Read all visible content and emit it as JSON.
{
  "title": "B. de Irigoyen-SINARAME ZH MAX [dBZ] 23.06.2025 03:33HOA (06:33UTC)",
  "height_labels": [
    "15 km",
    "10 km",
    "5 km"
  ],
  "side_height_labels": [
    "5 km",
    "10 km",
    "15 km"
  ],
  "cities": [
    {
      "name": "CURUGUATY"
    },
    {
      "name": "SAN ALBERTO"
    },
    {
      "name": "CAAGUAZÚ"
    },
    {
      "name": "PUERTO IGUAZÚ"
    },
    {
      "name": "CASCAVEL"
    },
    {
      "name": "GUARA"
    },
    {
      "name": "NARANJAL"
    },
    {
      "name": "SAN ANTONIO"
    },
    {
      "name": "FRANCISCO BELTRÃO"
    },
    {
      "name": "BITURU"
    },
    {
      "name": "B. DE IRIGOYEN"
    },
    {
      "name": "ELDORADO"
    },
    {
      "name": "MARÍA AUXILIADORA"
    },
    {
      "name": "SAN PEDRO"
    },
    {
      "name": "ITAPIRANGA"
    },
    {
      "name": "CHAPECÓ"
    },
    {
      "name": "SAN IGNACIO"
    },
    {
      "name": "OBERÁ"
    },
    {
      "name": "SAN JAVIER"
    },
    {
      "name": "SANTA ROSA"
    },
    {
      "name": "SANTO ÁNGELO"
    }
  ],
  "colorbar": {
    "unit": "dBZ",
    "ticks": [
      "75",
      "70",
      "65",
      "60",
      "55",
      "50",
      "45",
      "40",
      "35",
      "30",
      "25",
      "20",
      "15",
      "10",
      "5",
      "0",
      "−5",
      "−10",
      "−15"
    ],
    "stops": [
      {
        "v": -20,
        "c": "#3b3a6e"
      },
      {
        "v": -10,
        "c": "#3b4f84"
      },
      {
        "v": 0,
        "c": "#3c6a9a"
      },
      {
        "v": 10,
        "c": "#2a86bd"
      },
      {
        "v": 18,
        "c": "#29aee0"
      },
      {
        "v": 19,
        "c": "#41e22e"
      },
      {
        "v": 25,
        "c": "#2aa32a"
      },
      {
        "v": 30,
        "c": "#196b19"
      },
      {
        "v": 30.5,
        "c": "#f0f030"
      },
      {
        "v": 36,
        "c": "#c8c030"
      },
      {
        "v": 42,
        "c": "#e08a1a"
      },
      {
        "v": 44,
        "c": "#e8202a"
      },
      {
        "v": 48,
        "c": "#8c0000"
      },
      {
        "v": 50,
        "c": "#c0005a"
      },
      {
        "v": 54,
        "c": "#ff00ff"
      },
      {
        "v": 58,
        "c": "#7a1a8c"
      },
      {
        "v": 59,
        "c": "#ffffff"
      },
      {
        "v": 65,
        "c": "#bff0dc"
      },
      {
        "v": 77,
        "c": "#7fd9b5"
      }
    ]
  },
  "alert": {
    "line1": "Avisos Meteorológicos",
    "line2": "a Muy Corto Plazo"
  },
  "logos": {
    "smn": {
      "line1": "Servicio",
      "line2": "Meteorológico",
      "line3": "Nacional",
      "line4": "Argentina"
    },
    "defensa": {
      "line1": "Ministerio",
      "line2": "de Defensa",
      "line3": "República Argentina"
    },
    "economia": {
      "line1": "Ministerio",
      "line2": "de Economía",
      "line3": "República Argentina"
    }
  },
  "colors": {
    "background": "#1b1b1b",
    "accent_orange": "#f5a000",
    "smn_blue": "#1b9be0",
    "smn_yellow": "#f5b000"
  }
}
++++++
AIM: Print out every record again, exactly and in full.

ANSWER FOR THIS EXERCISE:
Read all visible content and emit it as JSON.
{
  "title": "B. de Irigoyen-SINARAME ZH MAX [dBZ] 23.06.2025 03:33HOA (06:33UTC)",
  "height_labels": [
    "15 km",
    "10 km",
    "5 km"
  ],
  "side_height_labels": [
    "5 km",
    "10 km",
    "15 km"
  ],
  "cities": [
    {
      "name": "CURUGUATY"
    },
    {
      "name": "SAN ALBERTO"
    },
    {
      "name": "CAAGUAZÚ"
    },
    {
      "name": "PUERTO IGUAZÚ"
    },
    {
      "name": "CASCAVEL"
    },
    {
      "name": "GUARA"
    },
    {
      "name": "NARANJAL"
    },
    {
      "name": "SAN ANTONIO"
    },
    {
      "name": "FRANCISCO BELTRÃO"
    },
    {
      "name": "BITURU"
    },
    {
      "name": "B. DE IRIGOYEN"
    },
    {
      "name": "ELDORADO"
    },
    {
      "name": "MARÍA AUXILIADORA"
    },
    {
      "name": "SAN PEDRO"
    },
    {
      "name": "ITAPIRANGA"
    },
    {
      "name": "CHAPECÓ"
    },
    {
      "name": "SAN IGNACIO"
    },
    {
      "name": "OBERÁ"
    },
    {
      "name": "SAN JAVIER"
    },
    {
      "name": "SANTA ROSA"
    },
    {
      "name": "SANTO ÁNGELO"
    }
  ],
  "colorbar": {
    "unit": "dBZ",
    "ticks": [
      "75",
      "70",
      "65",
      "60",
      "55",
      "50",
      "45",
      "40",
      "35",
      "30",
      "25",
      "20",
      "15",
      "10",
      "5",
      "0",
      "−5",
      "−10",
      "−15"
    ],
    "stops": [
      {
        "v": -20,
        "c": "#3b3a6e"
      },
      {
        "v": -10,
        "c": "#3b4f84"
      },
      {
        "v": 0,
        "c": "#3c6a9a"
      },
      {
        "v": 10,
        "c": "#2a86bd"
      },
      {
        "v": 18,
        "c": "#29aee0"
      },
      {
        "v": 19,
        "c": "#41e22e"
      },
      {
        "v": 25,
        "c": "#2aa32a"
      },
      {
        "v": 30,
        "c": "#196b19"
      },
      {
        "v": 30.5,
        "c": "#f0f030"
      },
      {
        "v": 36,
        "c": "#c8c030"
      },
      {
        "v": 42,
        "c": "#e08a1a"
      },
      {
        "v": 44,
        "c": "#e8202a"
      },
      {
        "v": 48,
        "c": "#8c0000"
      },
      {
        "v": 50,
        "c": "#c0005a"
      },
      {
        "v": 54,
        "c": "#ff00ff"
      },
      {
        "v": 58,
        "c": "#7a1a8c"
      },
      {
        "v": 59,
        "c": "#ffffff"
      },
      {
        "v": 65,
        "c": "#bff0dc"
      },
      {
        "v": 77,
        "c": "#7fd9b5"
      }
    ]
  },
  "alert": {
    "line1": "Avisos Meteorológicos",
    "line2": "a Muy Corto Plazo"
  },
  "logos": {
    "smn": {
      "line1": "Servicio",
      "line2": "Meteorológico",
      "line3": "Nacional",
      "line4": "Argentina"
    },
    "defensa": {
      "line1": "Ministerio",
      "line2": "de Defensa",
      "line3": "República Argentina"
    },
    "economia": {
      "line1": "Ministerio",
      "line2": "de Economía",
      "line3": "República Argentina"
    }
  },
  "colors": {
    "background": "#1b1b1b",
    "accent_orange": "#f5a000",
    "smn_blue": "#1b9be0",
    "smn_yellow": "#f5b000"
  }
}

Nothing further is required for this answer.